Find the lines holding "kristendom" and copy them.

□ □ □ □

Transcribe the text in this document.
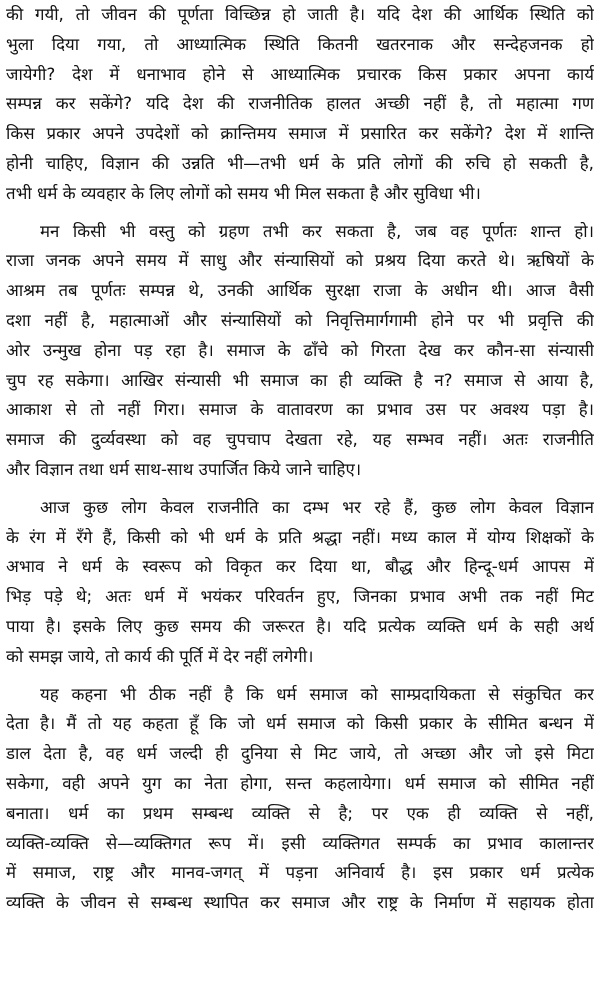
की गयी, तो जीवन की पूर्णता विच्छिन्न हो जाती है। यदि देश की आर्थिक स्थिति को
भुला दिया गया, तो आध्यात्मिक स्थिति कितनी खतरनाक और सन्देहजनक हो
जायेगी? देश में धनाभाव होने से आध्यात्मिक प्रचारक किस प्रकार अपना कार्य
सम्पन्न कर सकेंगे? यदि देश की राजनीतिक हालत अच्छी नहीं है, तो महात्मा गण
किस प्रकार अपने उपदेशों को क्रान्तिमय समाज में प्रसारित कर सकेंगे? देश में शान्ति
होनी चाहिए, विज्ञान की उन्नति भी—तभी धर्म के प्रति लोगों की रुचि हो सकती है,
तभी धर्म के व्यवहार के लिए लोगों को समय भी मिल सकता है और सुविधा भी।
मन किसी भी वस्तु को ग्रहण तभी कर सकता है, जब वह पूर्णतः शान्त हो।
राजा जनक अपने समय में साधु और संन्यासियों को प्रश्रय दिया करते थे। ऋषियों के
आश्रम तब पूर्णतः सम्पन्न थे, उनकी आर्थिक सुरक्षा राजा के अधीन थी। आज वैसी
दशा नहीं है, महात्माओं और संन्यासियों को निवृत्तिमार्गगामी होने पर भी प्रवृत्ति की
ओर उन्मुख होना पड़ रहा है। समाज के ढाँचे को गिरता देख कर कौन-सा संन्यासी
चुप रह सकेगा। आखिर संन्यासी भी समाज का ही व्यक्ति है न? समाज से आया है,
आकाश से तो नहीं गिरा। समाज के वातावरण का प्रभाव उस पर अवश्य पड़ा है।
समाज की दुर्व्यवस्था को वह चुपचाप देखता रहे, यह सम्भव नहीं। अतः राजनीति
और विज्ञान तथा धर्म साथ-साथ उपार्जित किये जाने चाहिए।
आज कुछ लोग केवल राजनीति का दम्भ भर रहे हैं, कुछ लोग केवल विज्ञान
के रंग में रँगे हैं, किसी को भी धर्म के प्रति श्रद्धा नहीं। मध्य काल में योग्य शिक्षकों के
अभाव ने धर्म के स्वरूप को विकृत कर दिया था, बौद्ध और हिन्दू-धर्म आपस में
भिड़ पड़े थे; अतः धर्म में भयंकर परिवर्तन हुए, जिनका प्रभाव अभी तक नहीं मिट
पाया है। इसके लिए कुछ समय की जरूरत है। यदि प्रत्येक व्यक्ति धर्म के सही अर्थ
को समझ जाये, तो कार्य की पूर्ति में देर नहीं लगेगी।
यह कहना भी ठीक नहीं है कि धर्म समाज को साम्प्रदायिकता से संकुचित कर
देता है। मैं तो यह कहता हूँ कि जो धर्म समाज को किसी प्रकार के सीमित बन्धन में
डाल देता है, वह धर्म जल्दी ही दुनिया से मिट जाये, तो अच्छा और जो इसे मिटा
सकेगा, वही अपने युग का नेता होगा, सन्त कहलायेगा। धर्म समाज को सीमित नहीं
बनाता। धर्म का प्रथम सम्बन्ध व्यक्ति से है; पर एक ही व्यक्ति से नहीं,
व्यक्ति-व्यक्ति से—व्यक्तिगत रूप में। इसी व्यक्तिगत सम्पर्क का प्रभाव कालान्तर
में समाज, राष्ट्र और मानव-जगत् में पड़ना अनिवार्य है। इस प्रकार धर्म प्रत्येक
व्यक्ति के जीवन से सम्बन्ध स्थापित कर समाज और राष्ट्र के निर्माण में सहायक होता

□ □ □ □

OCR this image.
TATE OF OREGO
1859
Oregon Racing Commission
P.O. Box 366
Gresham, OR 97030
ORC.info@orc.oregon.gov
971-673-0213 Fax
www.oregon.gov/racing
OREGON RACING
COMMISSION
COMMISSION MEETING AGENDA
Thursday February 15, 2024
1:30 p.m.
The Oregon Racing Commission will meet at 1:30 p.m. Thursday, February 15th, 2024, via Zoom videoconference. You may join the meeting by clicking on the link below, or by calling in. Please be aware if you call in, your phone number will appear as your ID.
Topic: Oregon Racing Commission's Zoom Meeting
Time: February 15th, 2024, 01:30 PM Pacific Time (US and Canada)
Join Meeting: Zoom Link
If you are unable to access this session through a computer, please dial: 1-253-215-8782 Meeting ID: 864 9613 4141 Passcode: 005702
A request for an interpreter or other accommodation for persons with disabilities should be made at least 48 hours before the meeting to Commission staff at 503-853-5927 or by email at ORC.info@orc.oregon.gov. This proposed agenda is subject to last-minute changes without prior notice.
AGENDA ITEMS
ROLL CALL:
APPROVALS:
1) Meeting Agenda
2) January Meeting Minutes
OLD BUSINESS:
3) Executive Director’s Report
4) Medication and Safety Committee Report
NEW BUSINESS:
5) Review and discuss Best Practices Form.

□ □ □ □

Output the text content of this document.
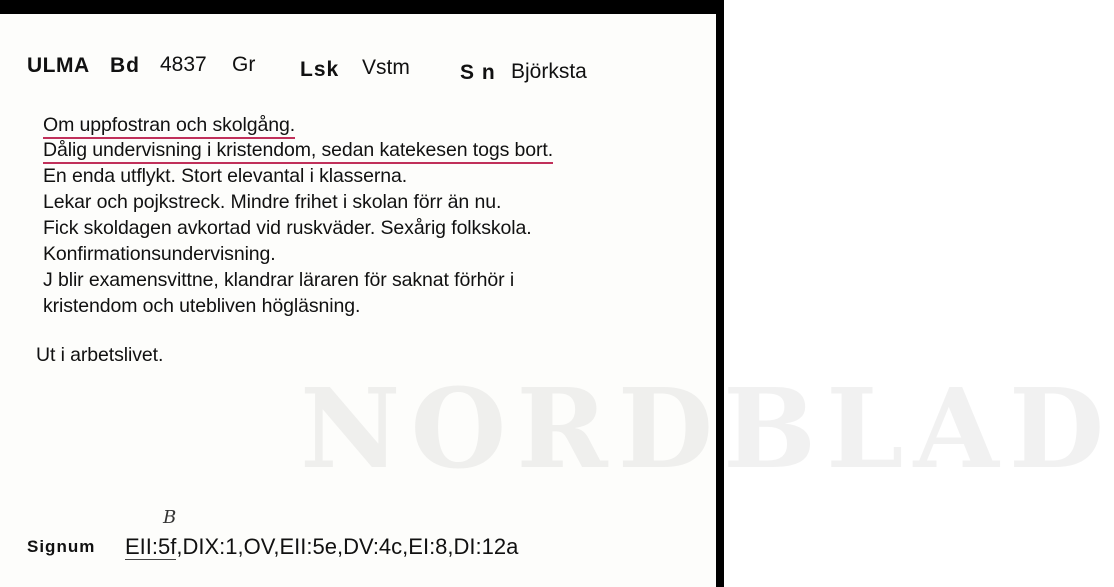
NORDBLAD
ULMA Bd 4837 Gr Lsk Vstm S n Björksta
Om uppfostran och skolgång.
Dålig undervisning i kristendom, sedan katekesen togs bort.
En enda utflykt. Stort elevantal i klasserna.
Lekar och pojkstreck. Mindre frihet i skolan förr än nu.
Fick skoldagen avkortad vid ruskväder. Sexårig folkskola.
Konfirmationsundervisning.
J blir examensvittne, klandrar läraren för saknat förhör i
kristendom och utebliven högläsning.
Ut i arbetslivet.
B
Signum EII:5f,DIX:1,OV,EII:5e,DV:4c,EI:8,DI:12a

□ □ □ □

- Written reply:
Dålig undervisning i kristendom, sedan katekesen togs bort.
kristendom och utebliven högläsning.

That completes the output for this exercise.